● DATASET RECORDS:
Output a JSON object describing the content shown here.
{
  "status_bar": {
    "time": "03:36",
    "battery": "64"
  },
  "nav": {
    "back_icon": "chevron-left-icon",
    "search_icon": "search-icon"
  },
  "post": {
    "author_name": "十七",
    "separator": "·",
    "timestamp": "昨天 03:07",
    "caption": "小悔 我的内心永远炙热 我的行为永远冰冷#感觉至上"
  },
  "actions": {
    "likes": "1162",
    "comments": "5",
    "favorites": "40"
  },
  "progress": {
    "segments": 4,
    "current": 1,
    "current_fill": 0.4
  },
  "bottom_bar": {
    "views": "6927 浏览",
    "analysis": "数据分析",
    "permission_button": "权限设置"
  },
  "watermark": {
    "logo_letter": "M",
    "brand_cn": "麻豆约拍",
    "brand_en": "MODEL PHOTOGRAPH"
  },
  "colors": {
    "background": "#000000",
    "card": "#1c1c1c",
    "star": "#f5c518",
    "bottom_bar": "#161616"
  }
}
...
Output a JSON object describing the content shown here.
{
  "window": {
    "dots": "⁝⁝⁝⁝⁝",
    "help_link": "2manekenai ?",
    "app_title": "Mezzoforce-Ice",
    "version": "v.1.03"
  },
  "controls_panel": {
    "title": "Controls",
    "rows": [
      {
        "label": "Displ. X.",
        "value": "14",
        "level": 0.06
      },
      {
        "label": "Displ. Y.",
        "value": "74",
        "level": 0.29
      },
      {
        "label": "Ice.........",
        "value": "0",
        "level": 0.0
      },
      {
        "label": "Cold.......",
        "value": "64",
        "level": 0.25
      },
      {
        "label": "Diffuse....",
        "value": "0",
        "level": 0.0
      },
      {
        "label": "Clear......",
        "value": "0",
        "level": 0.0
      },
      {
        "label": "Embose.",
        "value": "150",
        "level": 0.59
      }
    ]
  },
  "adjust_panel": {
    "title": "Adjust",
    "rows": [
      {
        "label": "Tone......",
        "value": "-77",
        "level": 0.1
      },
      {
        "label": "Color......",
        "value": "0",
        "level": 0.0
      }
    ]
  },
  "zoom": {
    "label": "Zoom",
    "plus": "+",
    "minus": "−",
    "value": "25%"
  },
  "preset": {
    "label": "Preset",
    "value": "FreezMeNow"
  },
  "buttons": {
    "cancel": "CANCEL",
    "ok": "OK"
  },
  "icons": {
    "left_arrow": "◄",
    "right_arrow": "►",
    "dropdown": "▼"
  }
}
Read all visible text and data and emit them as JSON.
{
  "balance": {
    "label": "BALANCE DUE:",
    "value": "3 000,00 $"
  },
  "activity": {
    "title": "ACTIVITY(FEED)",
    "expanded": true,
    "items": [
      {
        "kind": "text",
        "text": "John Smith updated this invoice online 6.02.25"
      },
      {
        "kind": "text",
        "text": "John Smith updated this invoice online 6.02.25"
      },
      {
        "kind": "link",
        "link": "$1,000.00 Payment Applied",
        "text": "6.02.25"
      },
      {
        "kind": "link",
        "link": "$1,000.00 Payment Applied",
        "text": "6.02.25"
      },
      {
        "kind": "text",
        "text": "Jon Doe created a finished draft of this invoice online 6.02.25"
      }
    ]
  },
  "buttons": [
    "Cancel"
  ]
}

● JOB: In the records above, locate every line with the string "value" and copy it.

● EXERCISE ANSWER:
        "value": "14",
        "value": "74",
        "value": "0",
        "value": "64",
        "value": "0",
        "value": "0",
        "value": "150",
        "value": "-77",
        "value": "0",
    "value": "25%"
    "value": "FreezMeNow"
    "value": "3 000,00 $"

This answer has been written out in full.